Home

Gerechtshof 's-Hertogenbosch, 05-11-2025, ECLI:NL:GHSHE:2025:3036, 24/7

Gerechtshof 's-Hertogenbosch, 05-11-2025, ECLI:NL:GHSHE:2025:3036, 24/7

Gegevens

Instantie
Gerechtshof 's-Hertogenbosch
Datum uitspraak
5 november 2025
Datum publicatie
25 november 2025
ECLI
ECLI:NL:GHSHE:2025:3036
Formele relaties
Zaaknummer
24/7
Relevante informatie
Verdrag Nederland – Portugal, Art. 6 Wet LB

Inhoudsindicatie

Uitleg artikel 15, lid 2, onderdeel c, van het belastingverdrag Nederland-Portugal. De in Portugal gevestigde vennootschap leent zijn werknemers uit aan een in België gevestigde NV. De werkzaamheden worden verricht voor de Nederlandse vaste inrichting van de Belgische NV en worden fysiek ook in Nederland verricht. In geschil is of Nederland het heffingsrecht heeft. In het bijzonder gaat het om de vraag op welke wijze het begrip werkgever in artikel 15, lid 2, letter c, van het belastingverdrag tussen Nederland en Portugal uitgelegd dient te worden. Het hof oordeelt dat het hoger beroep van belanghebbende ongegrond is.

OPDRACHTEN.
a) Beschrijf in één tot drie zinnen hoe de uitspraak van het hof de uitlening van de werknemers en de plaats van hun werkzaamheden weergeeft.
b) Geef het vervolg van de uitspraak van het hof over het belastingverdrag Nederland-Portugal, te beginnen na de laatste zin.

Lijsten van elementregio's
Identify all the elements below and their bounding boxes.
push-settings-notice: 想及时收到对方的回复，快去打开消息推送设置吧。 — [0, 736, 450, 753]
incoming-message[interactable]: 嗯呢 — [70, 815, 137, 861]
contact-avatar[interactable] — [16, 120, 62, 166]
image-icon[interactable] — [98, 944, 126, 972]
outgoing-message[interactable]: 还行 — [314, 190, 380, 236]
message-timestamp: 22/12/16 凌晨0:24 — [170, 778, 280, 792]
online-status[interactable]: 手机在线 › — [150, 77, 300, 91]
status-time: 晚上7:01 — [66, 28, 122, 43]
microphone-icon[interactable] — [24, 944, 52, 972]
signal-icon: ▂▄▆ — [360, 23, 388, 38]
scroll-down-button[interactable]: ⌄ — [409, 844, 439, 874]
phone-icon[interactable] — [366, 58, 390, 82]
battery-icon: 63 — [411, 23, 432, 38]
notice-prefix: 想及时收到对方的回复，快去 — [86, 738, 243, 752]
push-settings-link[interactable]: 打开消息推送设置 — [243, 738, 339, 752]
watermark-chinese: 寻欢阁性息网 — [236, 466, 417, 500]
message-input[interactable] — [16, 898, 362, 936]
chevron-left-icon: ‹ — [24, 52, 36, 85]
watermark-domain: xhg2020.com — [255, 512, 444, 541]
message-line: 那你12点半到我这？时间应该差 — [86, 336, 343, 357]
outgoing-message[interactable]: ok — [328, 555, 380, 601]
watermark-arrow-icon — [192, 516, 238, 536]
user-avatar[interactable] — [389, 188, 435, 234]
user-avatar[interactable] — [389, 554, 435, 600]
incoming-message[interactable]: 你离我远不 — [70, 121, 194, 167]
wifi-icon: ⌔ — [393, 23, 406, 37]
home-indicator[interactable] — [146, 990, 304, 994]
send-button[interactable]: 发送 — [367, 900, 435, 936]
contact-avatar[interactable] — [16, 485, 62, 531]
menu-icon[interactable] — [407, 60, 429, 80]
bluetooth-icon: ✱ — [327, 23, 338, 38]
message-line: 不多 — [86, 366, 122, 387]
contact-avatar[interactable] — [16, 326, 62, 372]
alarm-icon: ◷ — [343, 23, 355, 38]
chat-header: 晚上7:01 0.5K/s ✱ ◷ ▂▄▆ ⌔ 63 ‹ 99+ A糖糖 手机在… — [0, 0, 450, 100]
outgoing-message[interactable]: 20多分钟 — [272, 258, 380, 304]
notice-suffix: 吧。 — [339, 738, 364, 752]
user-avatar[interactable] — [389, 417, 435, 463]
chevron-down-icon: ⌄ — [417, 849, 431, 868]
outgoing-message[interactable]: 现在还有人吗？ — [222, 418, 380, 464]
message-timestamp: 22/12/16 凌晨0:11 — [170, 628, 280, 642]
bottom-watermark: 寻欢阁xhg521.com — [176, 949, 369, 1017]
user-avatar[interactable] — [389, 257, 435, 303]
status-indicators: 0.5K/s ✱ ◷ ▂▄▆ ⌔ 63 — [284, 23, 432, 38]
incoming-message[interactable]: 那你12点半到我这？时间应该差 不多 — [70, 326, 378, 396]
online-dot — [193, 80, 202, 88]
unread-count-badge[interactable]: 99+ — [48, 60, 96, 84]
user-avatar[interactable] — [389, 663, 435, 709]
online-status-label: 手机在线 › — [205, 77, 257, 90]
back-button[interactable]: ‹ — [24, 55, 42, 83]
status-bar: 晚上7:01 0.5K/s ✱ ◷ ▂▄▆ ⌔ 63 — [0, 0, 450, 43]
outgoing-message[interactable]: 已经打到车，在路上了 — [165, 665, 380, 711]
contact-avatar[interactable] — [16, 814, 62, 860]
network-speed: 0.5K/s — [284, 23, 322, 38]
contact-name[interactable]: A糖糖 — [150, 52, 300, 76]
---
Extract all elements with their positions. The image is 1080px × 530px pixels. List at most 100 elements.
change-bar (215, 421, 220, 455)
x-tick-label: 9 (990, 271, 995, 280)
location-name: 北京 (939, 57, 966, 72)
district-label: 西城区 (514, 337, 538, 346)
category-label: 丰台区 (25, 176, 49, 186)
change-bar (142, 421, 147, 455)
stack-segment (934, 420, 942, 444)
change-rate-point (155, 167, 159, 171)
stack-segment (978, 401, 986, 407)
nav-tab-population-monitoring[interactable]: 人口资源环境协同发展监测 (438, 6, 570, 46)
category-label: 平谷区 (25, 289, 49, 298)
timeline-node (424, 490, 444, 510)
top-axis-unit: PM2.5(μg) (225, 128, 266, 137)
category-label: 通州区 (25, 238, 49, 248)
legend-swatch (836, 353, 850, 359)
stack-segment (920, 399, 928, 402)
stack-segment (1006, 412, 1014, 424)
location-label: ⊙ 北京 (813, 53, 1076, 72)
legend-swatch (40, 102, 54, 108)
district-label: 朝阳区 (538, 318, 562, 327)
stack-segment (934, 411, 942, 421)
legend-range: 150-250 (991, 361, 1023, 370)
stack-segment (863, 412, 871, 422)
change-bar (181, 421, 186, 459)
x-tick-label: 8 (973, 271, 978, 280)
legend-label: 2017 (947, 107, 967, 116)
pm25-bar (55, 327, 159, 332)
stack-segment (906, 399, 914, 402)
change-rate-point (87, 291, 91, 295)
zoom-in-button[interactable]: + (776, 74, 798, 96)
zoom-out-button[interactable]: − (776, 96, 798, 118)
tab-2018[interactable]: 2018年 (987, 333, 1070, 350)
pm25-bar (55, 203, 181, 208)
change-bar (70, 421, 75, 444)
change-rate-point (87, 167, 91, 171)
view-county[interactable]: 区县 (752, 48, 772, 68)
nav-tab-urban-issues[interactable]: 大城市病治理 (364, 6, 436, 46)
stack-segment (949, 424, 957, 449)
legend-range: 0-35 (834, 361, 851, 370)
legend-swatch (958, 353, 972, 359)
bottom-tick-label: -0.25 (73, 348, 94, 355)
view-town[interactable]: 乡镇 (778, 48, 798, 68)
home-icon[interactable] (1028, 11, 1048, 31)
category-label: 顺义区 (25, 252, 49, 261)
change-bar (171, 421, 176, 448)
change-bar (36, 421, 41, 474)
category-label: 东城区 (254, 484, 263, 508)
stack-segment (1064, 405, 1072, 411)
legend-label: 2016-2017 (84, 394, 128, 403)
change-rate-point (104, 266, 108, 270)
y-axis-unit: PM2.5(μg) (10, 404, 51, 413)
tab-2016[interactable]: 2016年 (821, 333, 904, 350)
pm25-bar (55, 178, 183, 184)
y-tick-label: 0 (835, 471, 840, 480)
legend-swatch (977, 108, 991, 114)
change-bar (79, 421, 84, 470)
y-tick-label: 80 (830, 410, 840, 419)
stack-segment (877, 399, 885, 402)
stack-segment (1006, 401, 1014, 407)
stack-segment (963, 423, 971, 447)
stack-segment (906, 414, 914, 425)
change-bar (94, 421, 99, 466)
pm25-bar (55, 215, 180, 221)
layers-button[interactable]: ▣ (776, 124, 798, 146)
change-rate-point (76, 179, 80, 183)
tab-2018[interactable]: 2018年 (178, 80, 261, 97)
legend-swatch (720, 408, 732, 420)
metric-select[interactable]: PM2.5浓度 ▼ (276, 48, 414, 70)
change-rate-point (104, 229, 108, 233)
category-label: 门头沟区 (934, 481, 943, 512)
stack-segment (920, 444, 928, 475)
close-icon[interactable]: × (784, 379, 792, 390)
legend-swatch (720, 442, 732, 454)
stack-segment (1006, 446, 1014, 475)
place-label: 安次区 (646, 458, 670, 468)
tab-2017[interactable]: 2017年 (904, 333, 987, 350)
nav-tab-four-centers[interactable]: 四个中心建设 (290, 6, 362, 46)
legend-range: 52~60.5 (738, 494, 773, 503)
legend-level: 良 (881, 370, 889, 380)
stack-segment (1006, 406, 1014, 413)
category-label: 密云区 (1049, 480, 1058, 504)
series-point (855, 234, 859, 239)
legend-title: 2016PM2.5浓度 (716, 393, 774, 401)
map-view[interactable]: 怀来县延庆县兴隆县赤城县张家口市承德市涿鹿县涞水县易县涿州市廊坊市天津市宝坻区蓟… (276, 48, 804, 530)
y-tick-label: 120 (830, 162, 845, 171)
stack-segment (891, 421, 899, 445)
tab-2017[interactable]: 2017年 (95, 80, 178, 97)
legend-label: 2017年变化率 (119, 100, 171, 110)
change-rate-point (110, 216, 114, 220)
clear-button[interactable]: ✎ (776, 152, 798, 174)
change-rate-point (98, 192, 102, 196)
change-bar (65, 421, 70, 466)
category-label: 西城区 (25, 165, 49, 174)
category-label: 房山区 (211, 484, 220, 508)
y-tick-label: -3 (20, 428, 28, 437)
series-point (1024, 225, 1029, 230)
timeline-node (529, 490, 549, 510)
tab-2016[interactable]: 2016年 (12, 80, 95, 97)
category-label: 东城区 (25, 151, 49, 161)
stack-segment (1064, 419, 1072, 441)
--
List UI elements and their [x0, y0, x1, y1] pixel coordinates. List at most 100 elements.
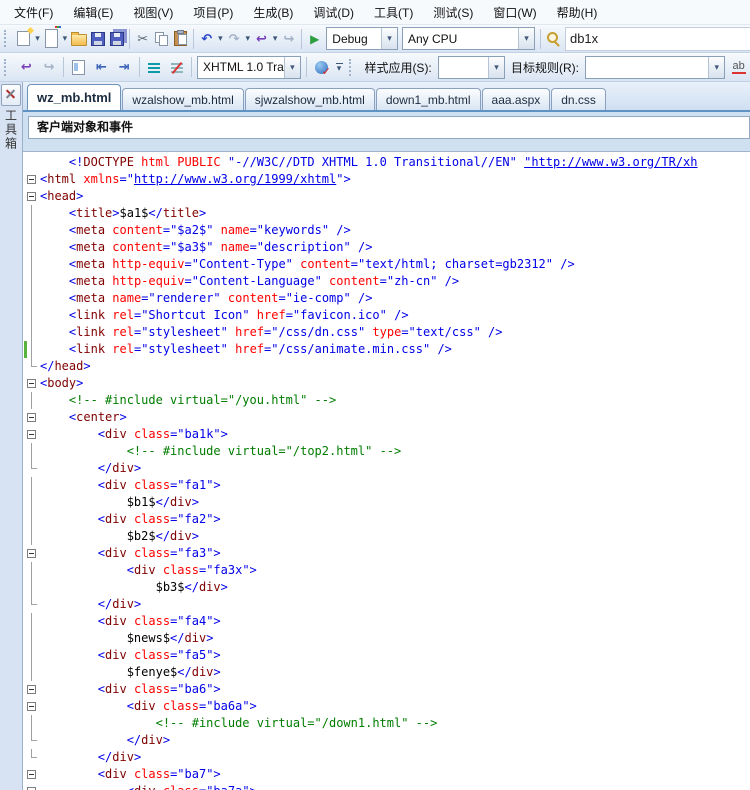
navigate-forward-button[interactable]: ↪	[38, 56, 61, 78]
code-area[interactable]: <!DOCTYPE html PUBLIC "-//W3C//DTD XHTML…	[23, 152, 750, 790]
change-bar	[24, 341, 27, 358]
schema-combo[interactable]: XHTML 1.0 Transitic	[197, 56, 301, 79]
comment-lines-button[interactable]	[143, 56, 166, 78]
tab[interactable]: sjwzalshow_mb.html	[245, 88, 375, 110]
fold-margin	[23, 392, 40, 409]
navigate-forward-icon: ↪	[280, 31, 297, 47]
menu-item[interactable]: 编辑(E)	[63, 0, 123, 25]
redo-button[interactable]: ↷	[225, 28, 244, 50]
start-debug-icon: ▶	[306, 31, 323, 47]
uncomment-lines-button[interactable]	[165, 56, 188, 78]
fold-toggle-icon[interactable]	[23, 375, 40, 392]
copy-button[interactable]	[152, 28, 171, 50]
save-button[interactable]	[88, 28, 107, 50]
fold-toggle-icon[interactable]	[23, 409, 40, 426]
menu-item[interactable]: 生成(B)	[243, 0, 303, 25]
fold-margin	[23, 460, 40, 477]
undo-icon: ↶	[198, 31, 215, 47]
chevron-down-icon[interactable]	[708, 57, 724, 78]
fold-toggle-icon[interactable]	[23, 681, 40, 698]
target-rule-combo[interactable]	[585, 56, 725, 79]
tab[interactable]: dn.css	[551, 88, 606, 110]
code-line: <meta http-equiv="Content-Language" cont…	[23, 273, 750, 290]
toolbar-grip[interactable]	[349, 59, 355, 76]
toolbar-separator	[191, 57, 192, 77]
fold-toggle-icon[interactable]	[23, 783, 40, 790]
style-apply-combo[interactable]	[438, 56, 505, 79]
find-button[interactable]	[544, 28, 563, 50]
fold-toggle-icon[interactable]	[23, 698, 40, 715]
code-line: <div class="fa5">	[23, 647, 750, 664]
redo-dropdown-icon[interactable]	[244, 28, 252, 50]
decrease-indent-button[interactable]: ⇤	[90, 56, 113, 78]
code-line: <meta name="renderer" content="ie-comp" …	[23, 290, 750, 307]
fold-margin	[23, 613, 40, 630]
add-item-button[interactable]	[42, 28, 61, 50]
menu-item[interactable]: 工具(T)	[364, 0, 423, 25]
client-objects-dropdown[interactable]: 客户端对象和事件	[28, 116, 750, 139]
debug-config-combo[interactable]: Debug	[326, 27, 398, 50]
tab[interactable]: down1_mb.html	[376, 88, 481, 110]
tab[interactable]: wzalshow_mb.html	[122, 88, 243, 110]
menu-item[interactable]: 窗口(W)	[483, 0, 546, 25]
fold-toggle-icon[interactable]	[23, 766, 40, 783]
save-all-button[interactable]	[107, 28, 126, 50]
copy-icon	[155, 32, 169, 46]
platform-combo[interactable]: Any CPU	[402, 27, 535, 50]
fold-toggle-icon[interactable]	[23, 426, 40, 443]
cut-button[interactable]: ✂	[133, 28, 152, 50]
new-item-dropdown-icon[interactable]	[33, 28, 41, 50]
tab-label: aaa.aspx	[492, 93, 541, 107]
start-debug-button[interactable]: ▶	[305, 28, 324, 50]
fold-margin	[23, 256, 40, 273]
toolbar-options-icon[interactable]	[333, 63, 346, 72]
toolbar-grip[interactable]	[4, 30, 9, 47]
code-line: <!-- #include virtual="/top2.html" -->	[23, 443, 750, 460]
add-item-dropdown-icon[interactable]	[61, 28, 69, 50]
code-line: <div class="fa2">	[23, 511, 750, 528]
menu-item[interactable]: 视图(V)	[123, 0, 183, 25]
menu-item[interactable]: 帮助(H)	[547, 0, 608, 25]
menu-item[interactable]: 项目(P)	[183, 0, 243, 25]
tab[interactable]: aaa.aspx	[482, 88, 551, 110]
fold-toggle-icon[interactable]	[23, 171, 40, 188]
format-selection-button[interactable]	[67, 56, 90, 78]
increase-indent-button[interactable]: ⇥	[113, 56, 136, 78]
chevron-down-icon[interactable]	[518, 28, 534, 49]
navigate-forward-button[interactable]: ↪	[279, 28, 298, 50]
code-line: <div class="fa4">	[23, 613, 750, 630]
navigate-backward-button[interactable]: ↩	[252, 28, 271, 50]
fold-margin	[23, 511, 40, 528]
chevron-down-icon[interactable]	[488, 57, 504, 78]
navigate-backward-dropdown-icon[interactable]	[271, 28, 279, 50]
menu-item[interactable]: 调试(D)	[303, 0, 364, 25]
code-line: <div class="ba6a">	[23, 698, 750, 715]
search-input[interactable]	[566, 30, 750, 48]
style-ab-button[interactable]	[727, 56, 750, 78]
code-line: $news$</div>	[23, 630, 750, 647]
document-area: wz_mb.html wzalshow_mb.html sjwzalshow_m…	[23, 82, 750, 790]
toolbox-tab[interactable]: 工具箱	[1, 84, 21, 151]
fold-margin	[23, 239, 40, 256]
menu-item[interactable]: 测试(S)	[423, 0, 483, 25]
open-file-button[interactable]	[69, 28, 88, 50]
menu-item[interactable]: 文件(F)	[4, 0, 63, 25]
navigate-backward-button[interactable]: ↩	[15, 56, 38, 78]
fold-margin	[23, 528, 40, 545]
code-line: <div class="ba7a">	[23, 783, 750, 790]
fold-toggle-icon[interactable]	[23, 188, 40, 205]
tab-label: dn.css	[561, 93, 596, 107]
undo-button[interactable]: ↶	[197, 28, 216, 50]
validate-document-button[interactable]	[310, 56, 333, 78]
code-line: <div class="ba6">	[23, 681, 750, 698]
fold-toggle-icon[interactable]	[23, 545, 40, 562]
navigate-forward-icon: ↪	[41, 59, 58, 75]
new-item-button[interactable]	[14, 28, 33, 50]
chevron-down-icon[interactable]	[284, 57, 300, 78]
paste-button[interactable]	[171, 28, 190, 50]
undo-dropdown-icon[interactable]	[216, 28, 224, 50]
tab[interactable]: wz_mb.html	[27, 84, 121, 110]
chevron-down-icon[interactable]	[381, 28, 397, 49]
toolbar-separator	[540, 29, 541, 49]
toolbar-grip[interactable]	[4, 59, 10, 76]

ANTWOORDEN OP VOLGORDE.
a) Een in Portugal gevestigde vennootschap leent haar werknemers uit aan een in België gevestigde NV. De werknemers verrichten hun werkzaamheden voor de Nederlandse vaste inrichting van die Belgische NV en doen dat ook fysiek in Nederland.

b)
Uitspraak

Team belastingrecht

Meervoudige Belastingkamer

Nummer: 24/7

Uitspraak op het hoger beroep van

[belanghebbende] S.A.,

gevestigd in [vestigingsplaats] (Portugal),

hierna: belanghebbende,

tegen de uitspraak van de rechtbank Zeeland-West-Brabant (hierna: de rechtbank) van 30 november 2023, nummer BRE 22/4943, in het geding tussen belanghebbende en

de inspecteur van de Belastingdienst,

hierna: de inspecteur.

1 Ontstaan en loop van het geding

1.1.

De inspecteur heeft een naheffingsaanslag loonheffingen over de periode 2016 opgelegd. Tevens is bij beschikking belastingrente in rekening gebracht.

1.2.

Belanghebbende heeft bezwaar gemaakt. De inspecteur heeft uitspraak op bezwaar gedaan en het bezwaar ongegrond verklaard.

1.3.

Belanghebbende heeft tegen deze uitspraak beroep ingesteld bij de rechtbank. De rechtbank heeft het beroep gegrond verklaard.

1.4.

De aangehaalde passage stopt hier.